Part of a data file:

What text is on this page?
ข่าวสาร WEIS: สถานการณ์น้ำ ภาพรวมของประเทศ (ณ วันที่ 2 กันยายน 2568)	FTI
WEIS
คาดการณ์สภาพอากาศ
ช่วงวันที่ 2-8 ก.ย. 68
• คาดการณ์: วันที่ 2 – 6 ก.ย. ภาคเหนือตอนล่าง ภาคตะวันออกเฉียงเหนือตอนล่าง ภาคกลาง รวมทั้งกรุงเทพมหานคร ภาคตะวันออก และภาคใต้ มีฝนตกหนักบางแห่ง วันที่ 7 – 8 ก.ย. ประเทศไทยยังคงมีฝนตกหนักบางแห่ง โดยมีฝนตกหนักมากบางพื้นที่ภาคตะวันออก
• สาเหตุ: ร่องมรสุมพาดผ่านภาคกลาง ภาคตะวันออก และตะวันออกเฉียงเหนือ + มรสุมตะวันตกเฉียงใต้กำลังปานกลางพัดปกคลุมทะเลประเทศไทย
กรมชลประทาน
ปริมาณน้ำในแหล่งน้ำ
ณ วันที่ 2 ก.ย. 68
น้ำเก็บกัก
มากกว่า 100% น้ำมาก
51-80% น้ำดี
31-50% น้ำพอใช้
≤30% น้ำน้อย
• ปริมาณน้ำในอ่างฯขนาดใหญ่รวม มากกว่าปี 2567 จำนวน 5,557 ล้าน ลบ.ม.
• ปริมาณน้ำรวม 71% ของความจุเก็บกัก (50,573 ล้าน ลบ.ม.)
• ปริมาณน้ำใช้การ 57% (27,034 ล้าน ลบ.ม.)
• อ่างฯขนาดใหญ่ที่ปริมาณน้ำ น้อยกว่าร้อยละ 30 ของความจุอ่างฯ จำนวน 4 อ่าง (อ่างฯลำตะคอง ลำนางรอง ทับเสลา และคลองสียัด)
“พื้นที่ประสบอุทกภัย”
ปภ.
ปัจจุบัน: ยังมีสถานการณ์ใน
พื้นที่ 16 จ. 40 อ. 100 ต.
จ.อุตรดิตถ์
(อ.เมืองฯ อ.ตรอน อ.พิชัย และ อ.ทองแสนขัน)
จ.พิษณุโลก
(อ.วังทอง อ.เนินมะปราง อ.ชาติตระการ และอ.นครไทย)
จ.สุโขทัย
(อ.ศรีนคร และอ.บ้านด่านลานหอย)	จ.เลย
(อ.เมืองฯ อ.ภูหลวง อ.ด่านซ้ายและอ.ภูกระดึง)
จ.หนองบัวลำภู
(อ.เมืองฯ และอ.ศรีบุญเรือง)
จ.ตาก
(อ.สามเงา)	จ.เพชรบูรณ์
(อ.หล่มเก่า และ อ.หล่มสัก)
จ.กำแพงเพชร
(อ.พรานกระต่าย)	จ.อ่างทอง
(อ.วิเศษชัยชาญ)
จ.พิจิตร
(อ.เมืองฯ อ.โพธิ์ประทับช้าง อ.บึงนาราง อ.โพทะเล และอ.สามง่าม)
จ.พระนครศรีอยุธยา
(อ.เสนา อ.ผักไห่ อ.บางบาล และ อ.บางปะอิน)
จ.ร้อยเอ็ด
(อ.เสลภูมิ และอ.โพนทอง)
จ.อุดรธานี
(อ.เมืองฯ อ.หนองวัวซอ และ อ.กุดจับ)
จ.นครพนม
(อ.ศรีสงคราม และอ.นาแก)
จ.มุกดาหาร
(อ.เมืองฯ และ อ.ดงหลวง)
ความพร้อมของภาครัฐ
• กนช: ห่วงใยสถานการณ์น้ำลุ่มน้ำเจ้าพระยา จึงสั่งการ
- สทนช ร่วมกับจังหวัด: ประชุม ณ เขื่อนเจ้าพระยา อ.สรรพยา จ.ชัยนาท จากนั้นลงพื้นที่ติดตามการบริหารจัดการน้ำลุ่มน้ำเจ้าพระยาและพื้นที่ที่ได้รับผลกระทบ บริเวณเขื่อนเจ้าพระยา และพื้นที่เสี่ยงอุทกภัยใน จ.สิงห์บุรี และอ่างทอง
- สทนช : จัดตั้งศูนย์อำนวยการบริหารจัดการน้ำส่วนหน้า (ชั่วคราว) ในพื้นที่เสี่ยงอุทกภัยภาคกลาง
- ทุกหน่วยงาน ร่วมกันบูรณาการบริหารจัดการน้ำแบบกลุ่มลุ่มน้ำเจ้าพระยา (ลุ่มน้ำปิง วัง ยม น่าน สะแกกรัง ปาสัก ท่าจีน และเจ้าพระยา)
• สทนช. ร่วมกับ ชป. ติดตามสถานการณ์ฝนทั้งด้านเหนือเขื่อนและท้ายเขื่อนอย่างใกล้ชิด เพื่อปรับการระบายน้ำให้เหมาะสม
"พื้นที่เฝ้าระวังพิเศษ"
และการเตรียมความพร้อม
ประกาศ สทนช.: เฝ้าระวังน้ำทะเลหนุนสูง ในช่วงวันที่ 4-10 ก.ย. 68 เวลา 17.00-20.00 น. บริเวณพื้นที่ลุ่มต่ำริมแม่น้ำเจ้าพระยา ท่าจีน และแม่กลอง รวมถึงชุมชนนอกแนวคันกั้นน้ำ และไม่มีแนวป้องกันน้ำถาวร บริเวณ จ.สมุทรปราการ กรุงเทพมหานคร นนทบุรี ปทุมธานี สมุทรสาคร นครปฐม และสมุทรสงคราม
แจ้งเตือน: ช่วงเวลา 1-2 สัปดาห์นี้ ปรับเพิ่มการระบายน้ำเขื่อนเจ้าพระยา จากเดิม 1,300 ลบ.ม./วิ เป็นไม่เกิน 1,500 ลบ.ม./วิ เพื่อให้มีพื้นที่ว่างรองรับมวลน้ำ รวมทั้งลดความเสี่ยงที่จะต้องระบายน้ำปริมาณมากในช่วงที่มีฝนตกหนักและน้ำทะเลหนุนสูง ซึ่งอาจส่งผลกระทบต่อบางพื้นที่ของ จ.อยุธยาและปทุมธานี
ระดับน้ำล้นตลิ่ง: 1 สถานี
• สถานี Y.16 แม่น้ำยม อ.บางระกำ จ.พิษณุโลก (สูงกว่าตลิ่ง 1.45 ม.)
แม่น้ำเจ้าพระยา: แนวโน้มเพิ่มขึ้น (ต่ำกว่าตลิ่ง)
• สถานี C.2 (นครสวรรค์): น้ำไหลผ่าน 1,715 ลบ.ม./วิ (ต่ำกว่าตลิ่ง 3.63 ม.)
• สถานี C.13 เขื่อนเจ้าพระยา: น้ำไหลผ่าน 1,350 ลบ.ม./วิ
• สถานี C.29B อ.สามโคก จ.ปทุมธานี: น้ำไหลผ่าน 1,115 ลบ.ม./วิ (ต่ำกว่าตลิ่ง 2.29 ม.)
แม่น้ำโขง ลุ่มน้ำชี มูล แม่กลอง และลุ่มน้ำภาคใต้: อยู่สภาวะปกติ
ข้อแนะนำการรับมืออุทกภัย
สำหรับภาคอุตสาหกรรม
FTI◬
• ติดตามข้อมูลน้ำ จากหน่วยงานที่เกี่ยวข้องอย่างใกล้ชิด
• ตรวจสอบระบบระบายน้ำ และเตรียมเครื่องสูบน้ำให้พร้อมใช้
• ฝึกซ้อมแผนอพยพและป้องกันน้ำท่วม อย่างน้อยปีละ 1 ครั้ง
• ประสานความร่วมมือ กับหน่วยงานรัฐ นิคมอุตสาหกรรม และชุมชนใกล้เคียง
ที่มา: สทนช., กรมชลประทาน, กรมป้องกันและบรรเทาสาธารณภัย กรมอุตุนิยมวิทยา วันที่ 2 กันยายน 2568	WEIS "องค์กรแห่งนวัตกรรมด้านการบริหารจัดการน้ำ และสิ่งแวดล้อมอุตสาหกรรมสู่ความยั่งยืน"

Task statement:
All lines holding the word "WEIS" should be picked out and copied.

Output for this task:
ข่าวสาร WEIS: สถานการณ์น้ำ ภาพรวมของประเทศ (ณ วันที่ 2 กันยายน 2568)	FTI
WEIS
ที่มา: สทนช., กรมชลประทาน, กรมป้องกันและบรรเทาสาธารณภัย กรมอุตุนิยมวิทยา วันที่ 2 กันยายน 2568	WEIS "องค์กรแห่งนวัตกรรมด้านการบริหารจัดการน้ำ และสิ่งแวดล้อมอุตสาหกรรมสู่ความยั่งยืน"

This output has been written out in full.